Collected data entries:
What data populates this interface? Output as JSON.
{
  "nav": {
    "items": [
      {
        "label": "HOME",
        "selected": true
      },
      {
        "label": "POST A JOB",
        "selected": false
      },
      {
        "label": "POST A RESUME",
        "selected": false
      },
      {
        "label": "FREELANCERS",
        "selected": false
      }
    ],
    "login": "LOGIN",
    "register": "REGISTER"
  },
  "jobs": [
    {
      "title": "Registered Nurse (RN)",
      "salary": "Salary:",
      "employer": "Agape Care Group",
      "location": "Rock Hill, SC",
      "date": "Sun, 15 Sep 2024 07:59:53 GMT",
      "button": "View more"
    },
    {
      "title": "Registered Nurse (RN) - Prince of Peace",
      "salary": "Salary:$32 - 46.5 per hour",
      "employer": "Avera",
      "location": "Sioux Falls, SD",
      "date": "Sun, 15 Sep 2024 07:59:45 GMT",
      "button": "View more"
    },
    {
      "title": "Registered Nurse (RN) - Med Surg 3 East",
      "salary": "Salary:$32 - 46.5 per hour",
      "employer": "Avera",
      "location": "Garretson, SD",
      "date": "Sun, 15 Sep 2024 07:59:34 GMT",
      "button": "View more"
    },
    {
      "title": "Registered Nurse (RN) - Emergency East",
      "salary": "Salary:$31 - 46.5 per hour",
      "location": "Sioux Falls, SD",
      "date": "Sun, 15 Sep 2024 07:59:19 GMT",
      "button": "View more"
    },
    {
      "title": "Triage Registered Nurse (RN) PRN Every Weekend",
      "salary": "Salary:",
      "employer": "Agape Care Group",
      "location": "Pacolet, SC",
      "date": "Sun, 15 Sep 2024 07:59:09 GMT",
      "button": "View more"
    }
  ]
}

§ WRITTEN EXERCISE:
Give all of the entries again, word for word.

§ OUTPUT:
What data populates this interface? Output as JSON.
{
  "nav": {
    "items": [
      {
        "label": "HOME",
        "selected": true
      },
      {
        "label": "POST A JOB",
        "selected": false
      },
      {
        "label": "POST A RESUME",
        "selected": false
      },
      {
        "label": "FREELANCERS",
        "selected": false
      }
    ],
    "login": "LOGIN",
    "register": "REGISTER"
  },
  "jobs": [
    {
      "title": "Registered Nurse (RN)",
      "salary": "Salary:",
      "employer": "Agape Care Group",
      "location": "Rock Hill, SC",
      "date": "Sun, 15 Sep 2024 07:59:53 GMT",
      "button": "View more"
    },
    {
      "title": "Registered Nurse (RN) - Prince of Peace",
      "salary": "Salary:$32 - 46.5 per hour",
      "employer": "Avera",
      "location": "Sioux Falls, SD",
      "date": "Sun, 15 Sep 2024 07:59:45 GMT",
      "button": "View more"
    },
    {
      "title": "Registered Nurse (RN) - Med Surg 3 East",
      "salary": "Salary:$32 - 46.5 per hour",
      "employer": "Avera",
      "location": "Garretson, SD",
      "date": "Sun, 15 Sep 2024 07:59:34 GMT",
      "button": "View more"
    },
    {
      "title": "Registered Nurse (RN) - Emergency East",
      "salary": "Salary:$31 - 46.5 per hour",
      "location": "Sioux Falls, SD",
      "date": "Sun, 15 Sep 2024 07:59:19 GMT",
      "button": "View more"
    },
    {
      "title": "Triage Registered Nurse (RN) PRN Every Weekend",
      "salary": "Salary:",
      "employer": "Agape Care Group",
      "location": "Pacolet, SC",
      "date": "Sun, 15 Sep 2024 07:59:09 GMT",
      "button": "View more"
    }
  ]
}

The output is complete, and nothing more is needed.